**Given passage**
BEGIN
Many introverts cannot be bothered to do the thinking for gobby extroverts. It is not important to them nor is share of air time or limelight kudos. The introverts can be disinterested in interaction.

I am reasonably confident that I have by accident, thrown a spanner into the works, with my interactions with the French medical profession. I have not behaved in the manner to which they are accustomed and they have not had the skill or experience to handle it. There has a result been extensive miscommunication and they have made assumptions about what might transpire, what I understand and how I perceive them. It can be very hierarchical. Most medics have not interacted as I have. My need to chat and discuss is vanishingly small when viewed from the angle of French customs. If I want to find out my first port of call is research which I will do thoroughly.

Once miscommunication has gone beyond a certain point the situation becomes very difficult if not impossible to salvage. This is because face and pride have now come into play and dominate, often unilaterally, subsequent interpersonal dynamics.

Postulate

The human notion of face and implicit loss of face is one of the most expensive bits of human folly in terms of relationships and loss of human life.

Face in this context is illusion, a socio-political construct which sells gossip magazines, tabloid newspapers and underpins the scripts of television soap operas.

“Face” lies aback assumption and miscommunication. People get offended, an emotional overaction, if things do not comply with assumption and social expectation. People can assume that the {their} worldview is common and that everyone holds similar prejudices to them.
END
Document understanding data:
BEGIN
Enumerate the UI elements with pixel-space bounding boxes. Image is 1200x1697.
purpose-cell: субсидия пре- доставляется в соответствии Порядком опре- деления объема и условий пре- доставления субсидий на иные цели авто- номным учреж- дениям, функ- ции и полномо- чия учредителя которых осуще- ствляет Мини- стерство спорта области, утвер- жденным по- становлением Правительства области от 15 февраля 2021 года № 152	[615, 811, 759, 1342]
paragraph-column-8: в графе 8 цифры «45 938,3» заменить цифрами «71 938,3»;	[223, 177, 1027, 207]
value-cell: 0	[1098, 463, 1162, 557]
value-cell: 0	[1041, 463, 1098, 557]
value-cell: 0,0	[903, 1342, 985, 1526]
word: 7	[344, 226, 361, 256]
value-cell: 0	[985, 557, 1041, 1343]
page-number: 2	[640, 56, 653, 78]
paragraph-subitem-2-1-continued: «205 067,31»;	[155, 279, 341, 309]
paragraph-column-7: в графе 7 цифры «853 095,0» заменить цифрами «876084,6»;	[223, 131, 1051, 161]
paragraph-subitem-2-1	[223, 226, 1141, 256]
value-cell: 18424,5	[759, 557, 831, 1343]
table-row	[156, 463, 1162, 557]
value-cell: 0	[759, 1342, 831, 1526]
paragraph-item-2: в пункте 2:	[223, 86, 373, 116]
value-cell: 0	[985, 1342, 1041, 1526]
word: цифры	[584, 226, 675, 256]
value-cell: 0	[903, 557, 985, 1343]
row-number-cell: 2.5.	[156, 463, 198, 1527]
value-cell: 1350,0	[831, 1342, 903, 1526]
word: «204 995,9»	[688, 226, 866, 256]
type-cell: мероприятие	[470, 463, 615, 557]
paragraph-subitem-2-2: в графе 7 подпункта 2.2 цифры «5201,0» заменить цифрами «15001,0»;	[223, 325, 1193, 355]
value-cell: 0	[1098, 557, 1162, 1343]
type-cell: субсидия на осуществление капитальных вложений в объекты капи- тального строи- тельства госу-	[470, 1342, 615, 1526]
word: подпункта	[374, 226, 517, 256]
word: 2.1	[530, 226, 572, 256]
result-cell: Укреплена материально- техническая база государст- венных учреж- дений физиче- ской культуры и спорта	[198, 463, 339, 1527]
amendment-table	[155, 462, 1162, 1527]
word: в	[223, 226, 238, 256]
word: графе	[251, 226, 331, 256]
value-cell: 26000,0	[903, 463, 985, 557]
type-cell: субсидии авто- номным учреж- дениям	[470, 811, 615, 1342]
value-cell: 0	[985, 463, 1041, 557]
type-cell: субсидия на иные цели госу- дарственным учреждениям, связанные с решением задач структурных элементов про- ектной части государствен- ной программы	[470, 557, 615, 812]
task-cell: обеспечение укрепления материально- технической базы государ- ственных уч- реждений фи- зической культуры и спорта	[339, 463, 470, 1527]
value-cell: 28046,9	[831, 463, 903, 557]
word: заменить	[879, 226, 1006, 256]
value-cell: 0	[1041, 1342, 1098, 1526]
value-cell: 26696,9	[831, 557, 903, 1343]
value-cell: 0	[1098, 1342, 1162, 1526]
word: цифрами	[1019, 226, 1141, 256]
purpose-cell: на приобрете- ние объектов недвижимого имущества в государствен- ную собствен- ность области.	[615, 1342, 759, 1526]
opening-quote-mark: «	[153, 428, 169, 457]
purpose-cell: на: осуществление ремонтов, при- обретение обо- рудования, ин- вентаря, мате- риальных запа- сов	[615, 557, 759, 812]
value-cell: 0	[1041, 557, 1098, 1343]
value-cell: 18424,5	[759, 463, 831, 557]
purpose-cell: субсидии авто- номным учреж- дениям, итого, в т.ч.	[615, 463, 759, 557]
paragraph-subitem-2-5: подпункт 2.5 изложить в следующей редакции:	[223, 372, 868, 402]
END
**Task goal**
Reproduce the passage on face and miscommunication above in full, word for word.

**Completed exercise**
Many introverts cannot be bothered to do the thinking for gobby extroverts. It is not important to them nor is share of air time or limelight kudos. The introverts can be disinterested in interaction.

I am reasonably confident that I have by accident, thrown a spanner into the works, with my interactions with the French medical profession. I have not behaved in the manner to which they are accustomed and they have not had the skill or experience to handle it. There has a result been extensive miscommunication and they have made assumptions about what might transpire, what I understand and how I perceive them. It can be very hierarchical. Most medics have not interacted as I have. My need to chat and discuss is vanishingly small when viewed from the angle of French customs. If I want to find out my first port of call is research which I will do thoroughly.

Once miscommunication has gone beyond a certain point the situation becomes very difficult if not impossible to salvage. This is because face and pride have now come into play and dominate, often unilaterally, subsequent interpersonal dynamics.

Postulate

The human notion of face and implicit loss of face is one of the most expensive bits of human folly in terms of relationships and loss of human life.

Face in this context is illusion, a socio-political construct which sells gossip magazines, tabloid newspapers and underpins the scripts of television soap operas.

“Face” lies aback assumption and miscommunication. People get offended, an emotional overaction, if things do not comply with assumption and social expectation. People can assume that the {their} worldview is common and that everyone holds similar prejudices to them.